• _SHORT PROBLEM_:
Determine which lines contain the word "Anarpita", then copy those lines.

━━━━

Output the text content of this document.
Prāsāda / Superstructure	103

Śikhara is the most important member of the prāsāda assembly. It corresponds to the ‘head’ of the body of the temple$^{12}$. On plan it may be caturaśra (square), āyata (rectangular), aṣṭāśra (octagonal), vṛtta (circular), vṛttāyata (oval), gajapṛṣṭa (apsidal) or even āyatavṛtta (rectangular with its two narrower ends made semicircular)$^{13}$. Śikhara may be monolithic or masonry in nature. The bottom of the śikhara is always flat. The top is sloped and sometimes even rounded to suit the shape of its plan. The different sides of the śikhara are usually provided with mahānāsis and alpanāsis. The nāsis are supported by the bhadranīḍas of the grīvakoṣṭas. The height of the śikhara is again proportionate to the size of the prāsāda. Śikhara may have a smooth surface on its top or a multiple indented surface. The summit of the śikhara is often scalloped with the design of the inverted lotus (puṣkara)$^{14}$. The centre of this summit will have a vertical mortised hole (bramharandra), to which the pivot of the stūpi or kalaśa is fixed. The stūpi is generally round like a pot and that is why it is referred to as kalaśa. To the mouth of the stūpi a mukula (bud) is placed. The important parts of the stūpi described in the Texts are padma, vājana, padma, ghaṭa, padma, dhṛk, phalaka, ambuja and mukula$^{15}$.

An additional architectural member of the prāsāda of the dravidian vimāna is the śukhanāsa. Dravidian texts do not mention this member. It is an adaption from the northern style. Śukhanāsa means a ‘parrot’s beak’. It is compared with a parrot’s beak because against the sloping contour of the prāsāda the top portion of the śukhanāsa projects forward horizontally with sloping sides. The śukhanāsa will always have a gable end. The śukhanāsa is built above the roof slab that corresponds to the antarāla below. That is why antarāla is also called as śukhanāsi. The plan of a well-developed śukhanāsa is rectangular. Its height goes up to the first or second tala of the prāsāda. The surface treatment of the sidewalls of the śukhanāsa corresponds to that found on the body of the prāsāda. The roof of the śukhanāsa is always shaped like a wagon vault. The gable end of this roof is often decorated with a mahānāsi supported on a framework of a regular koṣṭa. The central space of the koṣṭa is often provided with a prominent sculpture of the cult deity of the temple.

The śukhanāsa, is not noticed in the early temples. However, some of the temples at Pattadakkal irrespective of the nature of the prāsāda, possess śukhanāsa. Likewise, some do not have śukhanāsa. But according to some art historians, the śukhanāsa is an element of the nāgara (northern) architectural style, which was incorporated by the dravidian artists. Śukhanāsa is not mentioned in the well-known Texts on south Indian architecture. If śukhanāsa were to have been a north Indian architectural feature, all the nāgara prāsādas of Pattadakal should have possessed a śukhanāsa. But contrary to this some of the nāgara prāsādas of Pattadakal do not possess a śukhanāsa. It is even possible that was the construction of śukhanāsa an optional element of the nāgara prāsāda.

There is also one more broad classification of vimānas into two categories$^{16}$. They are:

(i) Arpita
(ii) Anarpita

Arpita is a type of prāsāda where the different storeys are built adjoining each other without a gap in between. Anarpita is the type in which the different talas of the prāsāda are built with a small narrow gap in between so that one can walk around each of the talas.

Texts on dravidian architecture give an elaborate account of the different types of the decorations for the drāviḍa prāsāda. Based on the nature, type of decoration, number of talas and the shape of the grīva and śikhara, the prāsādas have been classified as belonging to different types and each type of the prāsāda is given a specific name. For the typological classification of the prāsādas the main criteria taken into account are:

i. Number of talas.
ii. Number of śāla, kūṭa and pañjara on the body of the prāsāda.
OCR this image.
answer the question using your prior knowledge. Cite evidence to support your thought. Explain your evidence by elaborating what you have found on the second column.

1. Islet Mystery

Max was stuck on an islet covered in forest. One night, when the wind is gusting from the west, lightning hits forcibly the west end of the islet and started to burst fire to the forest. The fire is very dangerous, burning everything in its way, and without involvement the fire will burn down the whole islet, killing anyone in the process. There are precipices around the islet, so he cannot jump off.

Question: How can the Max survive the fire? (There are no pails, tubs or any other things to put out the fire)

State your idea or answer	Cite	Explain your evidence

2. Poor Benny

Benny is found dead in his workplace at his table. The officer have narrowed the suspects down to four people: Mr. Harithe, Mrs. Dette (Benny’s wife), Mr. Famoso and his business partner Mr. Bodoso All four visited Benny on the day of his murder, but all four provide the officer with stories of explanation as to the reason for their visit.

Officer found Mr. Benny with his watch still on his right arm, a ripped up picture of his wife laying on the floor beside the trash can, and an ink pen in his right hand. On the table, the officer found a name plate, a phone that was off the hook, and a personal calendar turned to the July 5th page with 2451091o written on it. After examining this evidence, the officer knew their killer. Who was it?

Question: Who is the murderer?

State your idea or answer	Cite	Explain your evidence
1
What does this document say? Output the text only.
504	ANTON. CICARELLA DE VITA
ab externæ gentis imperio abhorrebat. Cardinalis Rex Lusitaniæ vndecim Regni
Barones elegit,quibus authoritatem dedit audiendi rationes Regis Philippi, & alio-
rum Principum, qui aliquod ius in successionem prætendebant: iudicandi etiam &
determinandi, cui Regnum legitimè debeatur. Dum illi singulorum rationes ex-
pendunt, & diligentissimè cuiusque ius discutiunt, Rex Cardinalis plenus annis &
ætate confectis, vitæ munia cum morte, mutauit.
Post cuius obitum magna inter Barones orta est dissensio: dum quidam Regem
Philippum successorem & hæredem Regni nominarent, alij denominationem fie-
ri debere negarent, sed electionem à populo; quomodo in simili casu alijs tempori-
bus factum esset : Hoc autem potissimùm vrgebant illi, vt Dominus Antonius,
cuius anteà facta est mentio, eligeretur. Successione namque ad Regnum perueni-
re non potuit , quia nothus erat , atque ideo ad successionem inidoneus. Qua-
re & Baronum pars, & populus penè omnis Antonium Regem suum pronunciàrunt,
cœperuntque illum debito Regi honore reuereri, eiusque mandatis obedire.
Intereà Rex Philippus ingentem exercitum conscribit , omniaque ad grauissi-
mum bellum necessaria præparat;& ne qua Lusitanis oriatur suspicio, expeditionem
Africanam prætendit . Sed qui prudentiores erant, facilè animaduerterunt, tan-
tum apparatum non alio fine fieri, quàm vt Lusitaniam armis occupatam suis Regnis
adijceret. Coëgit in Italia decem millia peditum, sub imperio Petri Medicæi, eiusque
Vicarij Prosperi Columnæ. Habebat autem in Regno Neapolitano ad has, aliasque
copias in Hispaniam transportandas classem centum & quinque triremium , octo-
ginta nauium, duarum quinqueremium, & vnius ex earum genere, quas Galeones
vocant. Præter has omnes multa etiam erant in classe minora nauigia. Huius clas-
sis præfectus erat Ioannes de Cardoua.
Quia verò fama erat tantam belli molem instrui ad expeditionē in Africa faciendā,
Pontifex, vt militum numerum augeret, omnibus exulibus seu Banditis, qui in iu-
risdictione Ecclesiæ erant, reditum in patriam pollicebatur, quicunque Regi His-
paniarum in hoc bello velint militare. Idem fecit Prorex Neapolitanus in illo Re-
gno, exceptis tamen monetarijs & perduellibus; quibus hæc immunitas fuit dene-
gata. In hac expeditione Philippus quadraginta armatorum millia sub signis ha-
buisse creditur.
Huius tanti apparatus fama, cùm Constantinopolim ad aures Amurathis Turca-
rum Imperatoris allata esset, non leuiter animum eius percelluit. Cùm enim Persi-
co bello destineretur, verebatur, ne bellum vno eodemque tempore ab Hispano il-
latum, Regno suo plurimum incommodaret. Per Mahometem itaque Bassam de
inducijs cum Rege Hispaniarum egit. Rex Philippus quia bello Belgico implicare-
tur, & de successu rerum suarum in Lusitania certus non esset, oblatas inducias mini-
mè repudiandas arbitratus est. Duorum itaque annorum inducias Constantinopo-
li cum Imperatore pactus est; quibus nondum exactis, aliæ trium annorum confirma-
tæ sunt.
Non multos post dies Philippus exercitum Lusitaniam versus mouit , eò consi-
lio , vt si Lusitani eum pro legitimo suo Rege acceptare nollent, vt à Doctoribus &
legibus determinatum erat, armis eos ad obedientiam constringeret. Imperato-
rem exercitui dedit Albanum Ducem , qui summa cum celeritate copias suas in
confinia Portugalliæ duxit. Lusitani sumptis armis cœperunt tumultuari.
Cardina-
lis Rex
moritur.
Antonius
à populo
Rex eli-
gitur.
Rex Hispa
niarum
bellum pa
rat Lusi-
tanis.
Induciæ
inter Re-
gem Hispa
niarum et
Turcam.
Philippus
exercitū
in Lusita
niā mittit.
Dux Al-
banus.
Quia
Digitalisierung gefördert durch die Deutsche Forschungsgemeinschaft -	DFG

━━━━

• _WRITTEN SOLUTION_:
(ii) Anarpita
Arpita is a type of prāsāda where the different storeys are built adjoining each other without a gap in between. Anarpita is the type in which the different talas of the prāsāda are built with a small narrow gap in between so that one can walk around each of the talas.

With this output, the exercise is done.